Records excerpted from a collection |
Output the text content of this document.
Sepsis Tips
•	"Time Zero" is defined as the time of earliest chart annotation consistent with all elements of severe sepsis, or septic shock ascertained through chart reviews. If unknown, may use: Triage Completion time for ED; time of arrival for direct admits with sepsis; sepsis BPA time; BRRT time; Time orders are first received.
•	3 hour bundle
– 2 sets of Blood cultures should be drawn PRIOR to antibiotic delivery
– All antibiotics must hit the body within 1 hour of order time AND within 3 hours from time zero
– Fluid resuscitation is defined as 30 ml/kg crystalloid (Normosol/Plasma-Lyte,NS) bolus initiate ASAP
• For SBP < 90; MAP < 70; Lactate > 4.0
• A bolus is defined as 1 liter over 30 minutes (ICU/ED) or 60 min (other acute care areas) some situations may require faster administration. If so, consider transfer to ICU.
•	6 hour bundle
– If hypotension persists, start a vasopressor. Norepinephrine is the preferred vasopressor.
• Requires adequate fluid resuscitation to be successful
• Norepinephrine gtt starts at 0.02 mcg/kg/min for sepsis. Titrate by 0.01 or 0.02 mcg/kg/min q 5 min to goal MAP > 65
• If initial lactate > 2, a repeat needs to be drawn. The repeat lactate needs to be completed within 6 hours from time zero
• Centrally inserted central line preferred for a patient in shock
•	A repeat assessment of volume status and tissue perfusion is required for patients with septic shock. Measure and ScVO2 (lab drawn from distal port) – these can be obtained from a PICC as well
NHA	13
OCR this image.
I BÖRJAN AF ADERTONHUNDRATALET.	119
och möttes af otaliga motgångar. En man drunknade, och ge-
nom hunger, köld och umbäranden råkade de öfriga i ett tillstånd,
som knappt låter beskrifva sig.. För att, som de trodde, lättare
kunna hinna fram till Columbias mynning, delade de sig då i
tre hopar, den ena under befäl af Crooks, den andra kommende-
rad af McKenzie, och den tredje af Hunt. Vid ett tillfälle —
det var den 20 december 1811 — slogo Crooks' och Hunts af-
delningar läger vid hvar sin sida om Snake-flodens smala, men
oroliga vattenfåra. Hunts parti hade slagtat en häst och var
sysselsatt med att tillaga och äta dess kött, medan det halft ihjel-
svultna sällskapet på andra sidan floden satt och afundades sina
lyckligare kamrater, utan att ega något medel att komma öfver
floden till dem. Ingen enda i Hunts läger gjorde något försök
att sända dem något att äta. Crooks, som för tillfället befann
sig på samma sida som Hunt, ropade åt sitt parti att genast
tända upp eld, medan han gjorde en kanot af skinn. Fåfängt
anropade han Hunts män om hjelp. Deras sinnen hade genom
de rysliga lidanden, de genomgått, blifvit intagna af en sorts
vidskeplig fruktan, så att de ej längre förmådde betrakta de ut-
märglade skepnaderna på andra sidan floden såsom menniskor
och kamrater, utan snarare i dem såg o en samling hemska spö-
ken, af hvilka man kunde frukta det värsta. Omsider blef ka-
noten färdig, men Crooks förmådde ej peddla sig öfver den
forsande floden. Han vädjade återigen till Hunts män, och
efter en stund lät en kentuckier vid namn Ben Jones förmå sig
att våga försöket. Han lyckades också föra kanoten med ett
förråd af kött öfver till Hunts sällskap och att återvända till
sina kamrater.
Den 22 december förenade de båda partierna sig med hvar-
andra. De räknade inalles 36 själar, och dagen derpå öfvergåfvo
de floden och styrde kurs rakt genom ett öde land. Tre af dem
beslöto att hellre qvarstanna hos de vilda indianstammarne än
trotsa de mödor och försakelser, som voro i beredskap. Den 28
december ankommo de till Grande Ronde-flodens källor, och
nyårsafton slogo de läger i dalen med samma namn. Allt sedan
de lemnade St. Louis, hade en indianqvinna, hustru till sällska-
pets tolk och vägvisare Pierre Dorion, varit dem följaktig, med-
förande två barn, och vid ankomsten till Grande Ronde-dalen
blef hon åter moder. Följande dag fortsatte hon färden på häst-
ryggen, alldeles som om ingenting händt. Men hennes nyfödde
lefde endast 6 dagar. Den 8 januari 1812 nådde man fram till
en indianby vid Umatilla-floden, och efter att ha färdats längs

Exercise directions | Copy every line of the data where "sina" is found.

Task solution |
svultna sällskapet på andra sidan floden satt och afundades sina
sina kamrater.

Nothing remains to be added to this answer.